:: Text ::

***

So what happens when young people are faced with this impossible choice? Well, for gay Christians my age and older (and I’m in my mid-thirties), we’ve typically been given only two options, neither of which have very happy endings.

The first choice, as I mentioned above, is to hunker down, pray like hell for God to change you, and insulate yourself safely from the outside world within the culture of the church. Next you find a nice girl (or boy) to marry; well, one who isn’t that concerned with having much sex, anyway. This option allows you to stay in good standing with the communities that were familiar to you. It is less scary and doesn’t require you to give up much in terms of belonging or reputation. And for many this works pretty well for those first few years of marital bliss. If you just turn off your mind (many churches will help you with this part), suppress the deeper longings in your body and keep up the appearance, you can “fake it until you make it.” The only problem is you really never “make it,” and this way of life flies in the face of everything that Christian community is supposed to embody: Openness, transparency, integrity, truth and accountability.

The other problem is that when those secret desires surface, shame can drive you into some very shadowy places. Places where your secret actions have deadly consequences. Places where what you do can hurt not only yourself but also the people who’ve unwittingly come with you on this journey. Actions that betray your spouse, devastate your children and disappoint your community (Ted Haggard, anyone?). From the countless people I’ve seen in this situation, it’s not a matter of “if” this happens, but rather “when.” It’s a story we’ve seen play out time after time with the same results, and it is heartbreaking.

The second option isn’t any better than the first. For many young gay Christians, the desire for a place to belong leads them far from their families, churches and the friendships that shaped their childhoods. In the search for a place to belong, many young people subconsciously narrow their criteria for “community” to just one facet of who they are as a person: Sexual orientation.

***

:: Assignment 1 ::
Translate this sentence from the passage on gay Christians into Spanish: "The second option isn’t any better than the first."
:: Assignment 2 ::
Return the passage on gay Christians from "So what happens" to "very happy endings.", copying every word without change.

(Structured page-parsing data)

***

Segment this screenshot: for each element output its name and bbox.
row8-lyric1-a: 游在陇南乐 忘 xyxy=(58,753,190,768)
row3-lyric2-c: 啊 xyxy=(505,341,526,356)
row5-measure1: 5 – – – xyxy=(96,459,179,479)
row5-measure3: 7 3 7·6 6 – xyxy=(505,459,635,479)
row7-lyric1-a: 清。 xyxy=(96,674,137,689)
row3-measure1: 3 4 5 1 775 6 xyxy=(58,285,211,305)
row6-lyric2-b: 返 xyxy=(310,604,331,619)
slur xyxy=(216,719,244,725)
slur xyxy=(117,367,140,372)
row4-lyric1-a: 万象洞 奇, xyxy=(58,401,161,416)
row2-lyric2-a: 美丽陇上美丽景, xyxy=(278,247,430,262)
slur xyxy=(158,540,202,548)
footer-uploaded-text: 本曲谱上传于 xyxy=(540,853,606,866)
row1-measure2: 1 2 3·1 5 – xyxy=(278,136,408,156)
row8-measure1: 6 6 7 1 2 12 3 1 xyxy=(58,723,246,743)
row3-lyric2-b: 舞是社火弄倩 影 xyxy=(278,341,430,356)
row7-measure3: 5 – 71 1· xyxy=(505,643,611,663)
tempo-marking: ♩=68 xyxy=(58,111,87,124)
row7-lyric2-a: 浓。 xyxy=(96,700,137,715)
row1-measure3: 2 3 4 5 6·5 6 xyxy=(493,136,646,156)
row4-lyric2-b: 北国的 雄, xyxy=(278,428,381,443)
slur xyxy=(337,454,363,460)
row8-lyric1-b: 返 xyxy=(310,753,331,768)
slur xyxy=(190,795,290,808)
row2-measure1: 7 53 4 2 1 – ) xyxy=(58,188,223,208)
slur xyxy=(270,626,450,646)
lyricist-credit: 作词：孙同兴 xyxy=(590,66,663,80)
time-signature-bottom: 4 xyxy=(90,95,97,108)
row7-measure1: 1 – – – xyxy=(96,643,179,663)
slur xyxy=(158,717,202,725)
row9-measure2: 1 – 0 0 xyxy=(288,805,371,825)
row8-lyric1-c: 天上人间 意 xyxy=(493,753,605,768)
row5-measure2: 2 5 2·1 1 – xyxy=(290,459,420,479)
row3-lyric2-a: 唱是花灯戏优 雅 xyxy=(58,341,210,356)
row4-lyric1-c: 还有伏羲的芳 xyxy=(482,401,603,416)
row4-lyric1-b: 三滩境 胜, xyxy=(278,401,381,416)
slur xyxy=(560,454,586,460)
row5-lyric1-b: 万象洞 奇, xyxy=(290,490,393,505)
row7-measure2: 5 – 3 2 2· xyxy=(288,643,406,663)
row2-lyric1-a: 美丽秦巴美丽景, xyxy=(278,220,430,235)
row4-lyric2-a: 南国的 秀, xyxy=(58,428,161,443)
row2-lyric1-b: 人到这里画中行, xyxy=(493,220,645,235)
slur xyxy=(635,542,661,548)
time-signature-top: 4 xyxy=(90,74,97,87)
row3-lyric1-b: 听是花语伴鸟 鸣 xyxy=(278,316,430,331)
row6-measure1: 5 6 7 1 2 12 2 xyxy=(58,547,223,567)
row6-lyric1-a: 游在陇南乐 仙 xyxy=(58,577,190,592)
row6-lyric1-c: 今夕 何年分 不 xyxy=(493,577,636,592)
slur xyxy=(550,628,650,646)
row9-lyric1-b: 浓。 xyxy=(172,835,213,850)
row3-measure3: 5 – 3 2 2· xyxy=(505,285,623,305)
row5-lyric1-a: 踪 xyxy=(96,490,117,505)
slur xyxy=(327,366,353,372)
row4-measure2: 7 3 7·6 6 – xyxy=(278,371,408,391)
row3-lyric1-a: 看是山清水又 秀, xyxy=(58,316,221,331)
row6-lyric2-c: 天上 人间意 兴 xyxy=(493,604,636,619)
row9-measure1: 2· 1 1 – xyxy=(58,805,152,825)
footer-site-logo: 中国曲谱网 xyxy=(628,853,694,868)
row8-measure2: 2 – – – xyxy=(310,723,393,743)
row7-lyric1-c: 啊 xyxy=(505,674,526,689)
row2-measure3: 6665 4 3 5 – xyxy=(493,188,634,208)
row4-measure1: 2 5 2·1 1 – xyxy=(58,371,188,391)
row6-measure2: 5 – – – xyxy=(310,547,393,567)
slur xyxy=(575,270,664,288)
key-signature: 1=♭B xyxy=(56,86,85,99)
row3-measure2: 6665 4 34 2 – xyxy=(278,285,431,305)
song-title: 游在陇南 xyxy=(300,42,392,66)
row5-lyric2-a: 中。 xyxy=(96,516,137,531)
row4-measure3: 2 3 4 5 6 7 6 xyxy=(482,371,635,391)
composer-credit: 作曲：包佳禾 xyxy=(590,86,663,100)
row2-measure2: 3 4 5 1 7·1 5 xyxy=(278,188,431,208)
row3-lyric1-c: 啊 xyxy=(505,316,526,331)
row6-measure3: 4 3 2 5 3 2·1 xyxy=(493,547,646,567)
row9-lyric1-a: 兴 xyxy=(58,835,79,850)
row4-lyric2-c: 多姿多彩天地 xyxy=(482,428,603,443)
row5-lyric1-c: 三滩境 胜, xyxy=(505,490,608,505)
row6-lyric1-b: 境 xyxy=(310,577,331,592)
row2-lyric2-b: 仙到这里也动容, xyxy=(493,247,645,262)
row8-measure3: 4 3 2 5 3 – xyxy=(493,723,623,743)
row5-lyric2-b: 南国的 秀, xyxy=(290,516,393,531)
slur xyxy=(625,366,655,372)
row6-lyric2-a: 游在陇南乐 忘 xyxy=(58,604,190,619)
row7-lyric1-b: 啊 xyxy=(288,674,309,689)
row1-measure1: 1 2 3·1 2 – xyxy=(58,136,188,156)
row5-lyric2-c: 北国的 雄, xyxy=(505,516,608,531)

***

:: Task answer 1 ::
La segunda opción no es mejor que la primera.

:: Task answer 2 ::
So what happens when young people are faced with this impossible choice? Well, for gay Christians my age and older (and I’m in my mid-thirties), we’ve typically been given only two options, neither of which have very happy endings.